### Work required
Show all lines that include the string "pyrope"; copy each one.

### Data extract

* BEGIN *

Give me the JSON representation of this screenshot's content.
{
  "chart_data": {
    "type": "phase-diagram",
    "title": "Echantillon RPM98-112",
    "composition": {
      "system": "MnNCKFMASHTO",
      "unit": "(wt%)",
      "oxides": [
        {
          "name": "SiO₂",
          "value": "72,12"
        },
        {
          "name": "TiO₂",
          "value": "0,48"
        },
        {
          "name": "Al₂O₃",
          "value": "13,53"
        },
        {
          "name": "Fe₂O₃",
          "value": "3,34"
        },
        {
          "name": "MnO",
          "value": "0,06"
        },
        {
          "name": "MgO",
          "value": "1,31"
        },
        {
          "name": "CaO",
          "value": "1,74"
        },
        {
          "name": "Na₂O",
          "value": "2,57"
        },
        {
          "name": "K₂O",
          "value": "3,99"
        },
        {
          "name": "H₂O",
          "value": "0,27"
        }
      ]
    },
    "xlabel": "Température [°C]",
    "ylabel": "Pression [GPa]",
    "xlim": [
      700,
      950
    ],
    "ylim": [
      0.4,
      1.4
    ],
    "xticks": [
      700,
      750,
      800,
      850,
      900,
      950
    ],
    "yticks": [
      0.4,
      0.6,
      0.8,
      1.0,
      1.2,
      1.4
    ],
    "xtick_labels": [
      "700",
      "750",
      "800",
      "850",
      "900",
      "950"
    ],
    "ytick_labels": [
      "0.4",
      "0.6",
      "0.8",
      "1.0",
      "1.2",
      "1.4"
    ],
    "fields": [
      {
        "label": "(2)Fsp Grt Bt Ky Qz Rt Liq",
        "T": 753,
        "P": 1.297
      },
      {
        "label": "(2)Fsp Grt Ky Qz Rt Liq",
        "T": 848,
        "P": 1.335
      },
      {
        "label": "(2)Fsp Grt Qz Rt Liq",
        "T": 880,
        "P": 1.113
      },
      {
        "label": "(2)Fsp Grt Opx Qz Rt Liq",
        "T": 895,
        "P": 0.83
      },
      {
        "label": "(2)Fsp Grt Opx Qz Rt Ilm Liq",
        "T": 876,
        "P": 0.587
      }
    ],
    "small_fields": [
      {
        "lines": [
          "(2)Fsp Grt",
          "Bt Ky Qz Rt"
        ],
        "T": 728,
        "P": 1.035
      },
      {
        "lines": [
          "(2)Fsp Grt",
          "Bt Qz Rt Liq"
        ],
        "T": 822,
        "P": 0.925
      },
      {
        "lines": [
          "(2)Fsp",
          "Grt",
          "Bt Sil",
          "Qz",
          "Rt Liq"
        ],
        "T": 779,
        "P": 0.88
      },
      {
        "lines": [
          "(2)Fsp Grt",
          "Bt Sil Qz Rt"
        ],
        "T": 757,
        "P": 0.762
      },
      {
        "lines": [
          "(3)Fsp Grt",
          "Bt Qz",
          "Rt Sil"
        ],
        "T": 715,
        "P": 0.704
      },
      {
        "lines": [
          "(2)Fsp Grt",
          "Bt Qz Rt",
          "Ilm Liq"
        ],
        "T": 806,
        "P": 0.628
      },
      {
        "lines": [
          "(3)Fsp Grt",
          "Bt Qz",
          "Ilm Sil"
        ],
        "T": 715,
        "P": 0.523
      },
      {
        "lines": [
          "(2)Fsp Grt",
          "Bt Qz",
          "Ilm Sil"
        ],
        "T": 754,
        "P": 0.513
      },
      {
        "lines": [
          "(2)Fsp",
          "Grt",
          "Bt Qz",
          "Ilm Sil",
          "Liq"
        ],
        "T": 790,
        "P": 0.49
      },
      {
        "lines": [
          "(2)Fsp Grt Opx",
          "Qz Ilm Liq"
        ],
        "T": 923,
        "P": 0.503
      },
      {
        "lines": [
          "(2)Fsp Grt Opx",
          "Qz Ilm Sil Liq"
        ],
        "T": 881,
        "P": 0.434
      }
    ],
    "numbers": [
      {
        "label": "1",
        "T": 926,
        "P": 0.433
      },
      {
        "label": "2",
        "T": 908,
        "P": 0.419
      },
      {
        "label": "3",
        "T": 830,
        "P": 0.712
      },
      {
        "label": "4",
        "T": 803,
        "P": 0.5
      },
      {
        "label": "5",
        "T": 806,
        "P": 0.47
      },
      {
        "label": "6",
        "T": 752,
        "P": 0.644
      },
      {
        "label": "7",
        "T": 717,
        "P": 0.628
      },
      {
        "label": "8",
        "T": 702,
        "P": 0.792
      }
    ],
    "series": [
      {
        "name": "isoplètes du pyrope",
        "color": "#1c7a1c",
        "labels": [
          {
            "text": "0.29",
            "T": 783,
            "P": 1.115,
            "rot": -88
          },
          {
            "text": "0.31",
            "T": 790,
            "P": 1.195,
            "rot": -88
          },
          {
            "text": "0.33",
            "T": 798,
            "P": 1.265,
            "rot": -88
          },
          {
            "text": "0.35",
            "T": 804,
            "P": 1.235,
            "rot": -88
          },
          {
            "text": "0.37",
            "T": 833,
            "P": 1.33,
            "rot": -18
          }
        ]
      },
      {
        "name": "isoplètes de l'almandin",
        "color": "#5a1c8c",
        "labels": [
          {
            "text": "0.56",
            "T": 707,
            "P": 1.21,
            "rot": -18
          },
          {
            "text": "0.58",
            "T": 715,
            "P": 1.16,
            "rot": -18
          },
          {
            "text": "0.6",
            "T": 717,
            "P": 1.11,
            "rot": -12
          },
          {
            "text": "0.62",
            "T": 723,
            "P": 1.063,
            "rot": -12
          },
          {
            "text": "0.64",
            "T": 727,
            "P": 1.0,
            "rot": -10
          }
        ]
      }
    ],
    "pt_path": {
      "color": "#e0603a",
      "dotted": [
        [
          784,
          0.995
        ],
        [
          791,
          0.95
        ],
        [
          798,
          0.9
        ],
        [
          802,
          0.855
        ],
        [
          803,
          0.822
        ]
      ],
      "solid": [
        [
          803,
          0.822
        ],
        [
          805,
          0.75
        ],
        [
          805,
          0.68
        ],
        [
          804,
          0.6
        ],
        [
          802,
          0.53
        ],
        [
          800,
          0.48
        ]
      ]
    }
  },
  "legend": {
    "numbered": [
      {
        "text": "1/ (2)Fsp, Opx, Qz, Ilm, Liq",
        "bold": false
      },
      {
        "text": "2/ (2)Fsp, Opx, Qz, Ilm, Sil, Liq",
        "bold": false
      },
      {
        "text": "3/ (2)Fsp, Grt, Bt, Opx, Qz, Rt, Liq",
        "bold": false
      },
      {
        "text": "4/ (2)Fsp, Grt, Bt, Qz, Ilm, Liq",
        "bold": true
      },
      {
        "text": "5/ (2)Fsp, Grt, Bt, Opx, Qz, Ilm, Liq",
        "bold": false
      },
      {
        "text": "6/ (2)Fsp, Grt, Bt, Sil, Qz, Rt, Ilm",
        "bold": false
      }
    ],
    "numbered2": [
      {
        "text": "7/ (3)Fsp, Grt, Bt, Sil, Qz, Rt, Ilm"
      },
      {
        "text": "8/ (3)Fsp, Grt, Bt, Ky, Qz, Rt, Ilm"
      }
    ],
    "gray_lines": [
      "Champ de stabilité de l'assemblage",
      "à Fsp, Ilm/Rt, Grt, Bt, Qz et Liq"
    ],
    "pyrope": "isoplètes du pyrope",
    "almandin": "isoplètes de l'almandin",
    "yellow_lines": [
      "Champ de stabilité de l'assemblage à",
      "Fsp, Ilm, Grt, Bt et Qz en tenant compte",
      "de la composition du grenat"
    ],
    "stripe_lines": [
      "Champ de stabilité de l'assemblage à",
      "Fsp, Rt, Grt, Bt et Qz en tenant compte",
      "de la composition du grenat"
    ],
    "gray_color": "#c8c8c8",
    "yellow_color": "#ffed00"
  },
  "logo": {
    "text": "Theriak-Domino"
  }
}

* END *

### Answer to this exercise
        "name": "isoplètes du pyrope",
    "pyrope": "isoplètes du pyrope",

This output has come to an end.